<<<<
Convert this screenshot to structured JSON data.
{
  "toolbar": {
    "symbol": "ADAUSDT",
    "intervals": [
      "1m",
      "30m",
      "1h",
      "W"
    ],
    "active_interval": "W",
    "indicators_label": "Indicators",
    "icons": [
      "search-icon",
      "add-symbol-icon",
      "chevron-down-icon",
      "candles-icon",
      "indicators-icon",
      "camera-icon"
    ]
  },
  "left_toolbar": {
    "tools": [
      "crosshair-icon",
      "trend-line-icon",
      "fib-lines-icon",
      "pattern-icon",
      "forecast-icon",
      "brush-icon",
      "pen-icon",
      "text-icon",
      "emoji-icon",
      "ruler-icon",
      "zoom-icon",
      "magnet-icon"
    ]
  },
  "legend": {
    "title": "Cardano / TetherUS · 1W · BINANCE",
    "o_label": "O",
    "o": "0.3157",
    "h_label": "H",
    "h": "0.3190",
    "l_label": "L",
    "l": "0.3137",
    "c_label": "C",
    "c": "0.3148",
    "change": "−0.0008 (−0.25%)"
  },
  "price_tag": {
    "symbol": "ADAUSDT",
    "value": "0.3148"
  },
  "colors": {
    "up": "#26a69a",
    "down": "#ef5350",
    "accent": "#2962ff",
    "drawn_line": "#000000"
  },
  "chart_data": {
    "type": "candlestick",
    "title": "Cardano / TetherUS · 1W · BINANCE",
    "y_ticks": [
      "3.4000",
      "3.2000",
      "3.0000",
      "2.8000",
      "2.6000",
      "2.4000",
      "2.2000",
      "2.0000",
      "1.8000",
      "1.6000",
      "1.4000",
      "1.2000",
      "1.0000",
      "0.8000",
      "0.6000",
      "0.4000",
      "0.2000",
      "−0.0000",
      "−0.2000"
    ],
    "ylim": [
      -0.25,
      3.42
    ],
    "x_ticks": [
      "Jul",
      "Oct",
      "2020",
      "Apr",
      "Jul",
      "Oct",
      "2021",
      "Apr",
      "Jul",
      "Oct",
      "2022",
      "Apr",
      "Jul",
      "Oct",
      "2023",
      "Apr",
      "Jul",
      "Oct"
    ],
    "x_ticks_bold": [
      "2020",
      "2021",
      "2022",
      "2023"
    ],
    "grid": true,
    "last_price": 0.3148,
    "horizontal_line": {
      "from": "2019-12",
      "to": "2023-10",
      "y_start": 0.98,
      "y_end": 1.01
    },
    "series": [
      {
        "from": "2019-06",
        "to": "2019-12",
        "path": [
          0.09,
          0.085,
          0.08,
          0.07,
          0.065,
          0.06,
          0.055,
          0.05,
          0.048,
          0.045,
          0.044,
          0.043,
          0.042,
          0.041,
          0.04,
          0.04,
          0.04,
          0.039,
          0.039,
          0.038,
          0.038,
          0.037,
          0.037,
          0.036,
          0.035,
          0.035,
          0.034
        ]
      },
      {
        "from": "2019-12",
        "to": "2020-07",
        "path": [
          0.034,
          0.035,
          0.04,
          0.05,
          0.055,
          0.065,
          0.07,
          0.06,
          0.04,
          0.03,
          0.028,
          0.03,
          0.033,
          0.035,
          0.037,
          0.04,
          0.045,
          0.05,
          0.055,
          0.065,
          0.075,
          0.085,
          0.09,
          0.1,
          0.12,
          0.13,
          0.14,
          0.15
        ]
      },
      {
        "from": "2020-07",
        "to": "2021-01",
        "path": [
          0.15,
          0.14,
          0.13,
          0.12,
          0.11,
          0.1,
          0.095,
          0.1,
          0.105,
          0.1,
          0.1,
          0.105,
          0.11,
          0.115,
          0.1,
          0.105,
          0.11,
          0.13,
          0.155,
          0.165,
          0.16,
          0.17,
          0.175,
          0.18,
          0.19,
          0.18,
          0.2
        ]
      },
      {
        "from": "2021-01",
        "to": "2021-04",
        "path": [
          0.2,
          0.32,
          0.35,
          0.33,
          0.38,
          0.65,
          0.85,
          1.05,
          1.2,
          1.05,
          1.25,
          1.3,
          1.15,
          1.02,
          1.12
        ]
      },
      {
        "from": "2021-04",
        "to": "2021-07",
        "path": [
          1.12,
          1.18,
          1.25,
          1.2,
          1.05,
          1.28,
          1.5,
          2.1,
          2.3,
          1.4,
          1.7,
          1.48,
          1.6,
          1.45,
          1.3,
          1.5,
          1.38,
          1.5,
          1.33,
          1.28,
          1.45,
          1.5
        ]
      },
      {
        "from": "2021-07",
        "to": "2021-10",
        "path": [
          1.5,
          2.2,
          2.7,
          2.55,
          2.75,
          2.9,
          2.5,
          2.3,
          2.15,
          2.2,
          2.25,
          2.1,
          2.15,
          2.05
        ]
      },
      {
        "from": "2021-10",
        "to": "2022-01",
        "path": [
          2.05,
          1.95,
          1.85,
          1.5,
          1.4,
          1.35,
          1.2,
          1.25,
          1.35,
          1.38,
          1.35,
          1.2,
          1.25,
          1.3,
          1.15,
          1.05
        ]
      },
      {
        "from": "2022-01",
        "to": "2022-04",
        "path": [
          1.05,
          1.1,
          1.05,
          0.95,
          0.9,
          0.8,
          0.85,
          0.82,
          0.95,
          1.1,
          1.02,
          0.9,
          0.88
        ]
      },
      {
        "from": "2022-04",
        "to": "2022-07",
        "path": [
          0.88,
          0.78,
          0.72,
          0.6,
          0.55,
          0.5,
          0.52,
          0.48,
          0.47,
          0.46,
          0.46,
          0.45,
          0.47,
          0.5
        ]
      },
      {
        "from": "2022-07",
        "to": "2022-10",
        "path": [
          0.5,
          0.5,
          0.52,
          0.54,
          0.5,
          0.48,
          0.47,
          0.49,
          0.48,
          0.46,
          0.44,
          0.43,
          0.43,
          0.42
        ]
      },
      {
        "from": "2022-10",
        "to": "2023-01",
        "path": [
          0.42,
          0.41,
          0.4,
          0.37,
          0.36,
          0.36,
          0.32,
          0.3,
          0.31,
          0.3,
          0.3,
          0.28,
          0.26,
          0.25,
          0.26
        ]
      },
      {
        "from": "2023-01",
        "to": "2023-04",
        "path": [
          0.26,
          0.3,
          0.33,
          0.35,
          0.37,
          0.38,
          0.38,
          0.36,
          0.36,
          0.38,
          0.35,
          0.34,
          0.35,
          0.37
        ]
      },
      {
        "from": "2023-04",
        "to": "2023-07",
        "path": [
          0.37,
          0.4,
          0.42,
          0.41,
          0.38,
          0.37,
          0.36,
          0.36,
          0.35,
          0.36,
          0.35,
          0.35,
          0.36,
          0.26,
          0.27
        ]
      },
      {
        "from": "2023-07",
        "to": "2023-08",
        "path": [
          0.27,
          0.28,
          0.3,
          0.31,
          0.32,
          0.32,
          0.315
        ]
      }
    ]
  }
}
>>>>
▶ Challenge:
Please give back all of the records exactly as written.

▶ Final result:
Convert this screenshot to structured JSON data.
{
  "toolbar": {
    "symbol": "ADAUSDT",
    "intervals": [
      "1m",
      "30m",
      "1h",
      "W"
    ],
    "active_interval": "W",
    "indicators_label": "Indicators",
    "icons": [
      "search-icon",
      "add-symbol-icon",
      "chevron-down-icon",
      "candles-icon",
      "indicators-icon",
      "camera-icon"
    ]
  },
  "left_toolbar": {
    "tools": [
      "crosshair-icon",
      "trend-line-icon",
      "fib-lines-icon",
      "pattern-icon",
      "forecast-icon",
      "brush-icon",
      "pen-icon",
      "text-icon",
      "emoji-icon",
      "ruler-icon",
      "zoom-icon",
      "magnet-icon"
    ]
  },
  "legend": {
    "title": "Cardano / TetherUS · 1W · BINANCE",
    "o_label": "O",
    "o": "0.3157",
    "h_label": "H",
    "h": "0.3190",
    "l_label": "L",
    "l": "0.3137",
    "c_label": "C",
    "c": "0.3148",
    "change": "−0.0008 (−0.25%)"
  },
  "price_tag": {
    "symbol": "ADAUSDT",
    "value": "0.3148"
  },
  "colors": {
    "up": "#26a69a",
    "down": "#ef5350",
    "accent": "#2962ff",
    "drawn_line": "#000000"
  },
  "chart_data": {
    "type": "candlestick",
    "title": "Cardano / TetherUS · 1W · BINANCE",
    "y_ticks": [
      "3.4000",
      "3.2000",
      "3.0000",
      "2.8000",
      "2.6000",
      "2.4000",
      "2.2000",
      "2.0000",
      "1.8000",
      "1.6000",
      "1.4000",
      "1.2000",
      "1.0000",
      "0.8000",
      "0.6000",
      "0.4000",
      "0.2000",
      "−0.0000",
      "−0.2000"
    ],
    "ylim": [
      -0.25,
      3.42
    ],
    "x_ticks": [
      "Jul",
      "Oct",
      "2020",
      "Apr",
      "Jul",
      "Oct",
      "2021",
      "Apr",
      "Jul",
      "Oct",
      "2022",
      "Apr",
      "Jul",
      "Oct",
      "2023",
      "Apr",
      "Jul",
      "Oct"
    ],
    "x_ticks_bold": [
      "2020",
      "2021",
      "2022",
      "2023"
    ],
    "grid": true,
    "last_price": 0.3148,
    "horizontal_line": {
      "from": "2019-12",
      "to": "2023-10",
      "y_start": 0.98,
      "y_end": 1.01
    },
    "series": [
      {
        "from": "2019-06",
        "to": "2019-12",
        "path": [
          0.09,
          0.085,
          0.08,
          0.07,
          0.065,
          0.06,
          0.055,
          0.05,
          0.048,
          0.045,
          0.044,
          0.043,
          0.042,
          0.041,
          0.04,
          0.04,
          0.04,
          0.039,
          0.039,
          0.038,
          0.038,
          0.037,
          0.037,
          0.036,
          0.035,
          0.035,
          0.034
        ]
      },
      {
        "from": "2019-12",
        "to": "2020-07",
        "path": [
          0.034,
          0.035,
          0.04,
          0.05,
          0.055,
          0.065,
          0.07,
          0.06,
          0.04,
          0.03,
          0.028,
          0.03,
          0.033,
          0.035,
          0.037,
          0.04,
          0.045,
          0.05,
          0.055,
          0.065,
          0.075,
          0.085,
          0.09,
          0.1,
          0.12,
          0.13,
          0.14,
          0.15
        ]
      },
      {
        "from": "2020-07",
        "to": "2021-01",
        "path": [
          0.15,
          0.14,
          0.13,
          0.12,
          0.11,
          0.1,
          0.095,
          0.1,
          0.105,
          0.1,
          0.1,
          0.105,
          0.11,
          0.115,
          0.1,
          0.105,
          0.11,
          0.13,
          0.155,
          0.165,
          0.16,
          0.17,
          0.175,
          0.18,
          0.19,
          0.18,
          0.2
        ]
      },
      {
        "from": "2021-01",
        "to": "2021-04",
        "path": [
          0.2,
          0.32,
          0.35,
          0.33,
          0.38,
          0.65,
          0.85,
          1.05,
          1.2,
          1.05,
          1.25,
          1.3,
          1.15,
          1.02,
          1.12
        ]
      },
      {
        "from": "2021-04",
        "to": "2021-07",
        "path": [
          1.12,
          1.18,
          1.25,
          1.2,
          1.05,
          1.28,
          1.5,
          2.1,
          2.3,
          1.4,
          1.7,
          1.48,
          1.6,
          1.45,
          1.3,
          1.5,
          1.38,
          1.5,
          1.33,
          1.28,
          1.45,
          1.5
        ]
      },
      {
        "from": "2021-07",
        "to": "2021-10",
        "path": [
          1.5,
          2.2,
          2.7,
          2.55,
          2.75,
          2.9,
          2.5,
          2.3,
          2.15,
          2.2,
          2.25,
          2.1,
          2.15,
          2.05
        ]
      },
      {
        "from": "2021-10",
        "to": "2022-01",
        "path": [
          2.05,
          1.95,
          1.85,
          1.5,
          1.4,
          1.35,
          1.2,
          1.25,
          1.35,
          1.38,
          1.35,
          1.2,
          1.25,
          1.3,
          1.15,
          1.05
        ]
      },
      {
        "from": "2022-01",
        "to": "2022-04",
        "path": [
          1.05,
          1.1,
          1.05,
          0.95,
          0.9,
          0.8,
          0.85,
          0.82,
          0.95,
          1.1,
          1.02,
          0.9,
          0.88
        ]
      },
      {
        "from": "2022-04",
        "to": "2022-07",
        "path": [
          0.88,
          0.78,
          0.72,
          0.6,
          0.55,
          0.5,
          0.52,
          0.48,
          0.47,
          0.46,
          0.46,
          0.45,
          0.47,
          0.5
        ]
      },
      {
        "from": "2022-07",
        "to": "2022-10",
        "path": [
          0.5,
          0.5,
          0.52,
          0.54,
          0.5,
          0.48,
          0.47,
          0.49,
          0.48,
          0.46,
          0.44,
          0.43,
          0.43,
          0.42
        ]
      },
      {
        "from": "2022-10",
        "to": "2023-01",
        "path": [
          0.42,
          0.41,
          0.4,
          0.37,
          0.36,
          0.36,
          0.32,
          0.3,
          0.31,
          0.3,
          0.3,
          0.28,
          0.26,
          0.25,
          0.26
        ]
      },
      {
        "from": "2023-01",
        "to": "2023-04",
        "path": [
          0.26,
          0.3,
          0.33,
          0.35,
          0.37,
          0.38,
          0.38,
          0.36,
          0.36,
          0.38,
          0.35,
          0.34,
          0.35,
          0.37
        ]
      },
      {
        "from": "2023-04",
        "to": "2023-07",
        "path": [
          0.37,
          0.4,
          0.42,
          0.41,
          0.38,
          0.37,
          0.36,
          0.36,
          0.35,
          0.36,
          0.35,
          0.35,
          0.36,
          0.26,
          0.27
        ]
      },
      {
        "from": "2023-07",
        "to": "2023-08",
        "path": [
          0.27,
          0.28,
          0.3,
          0.31,
          0.32,
          0.32,
          0.315
        ]
      }
    ]
  }
}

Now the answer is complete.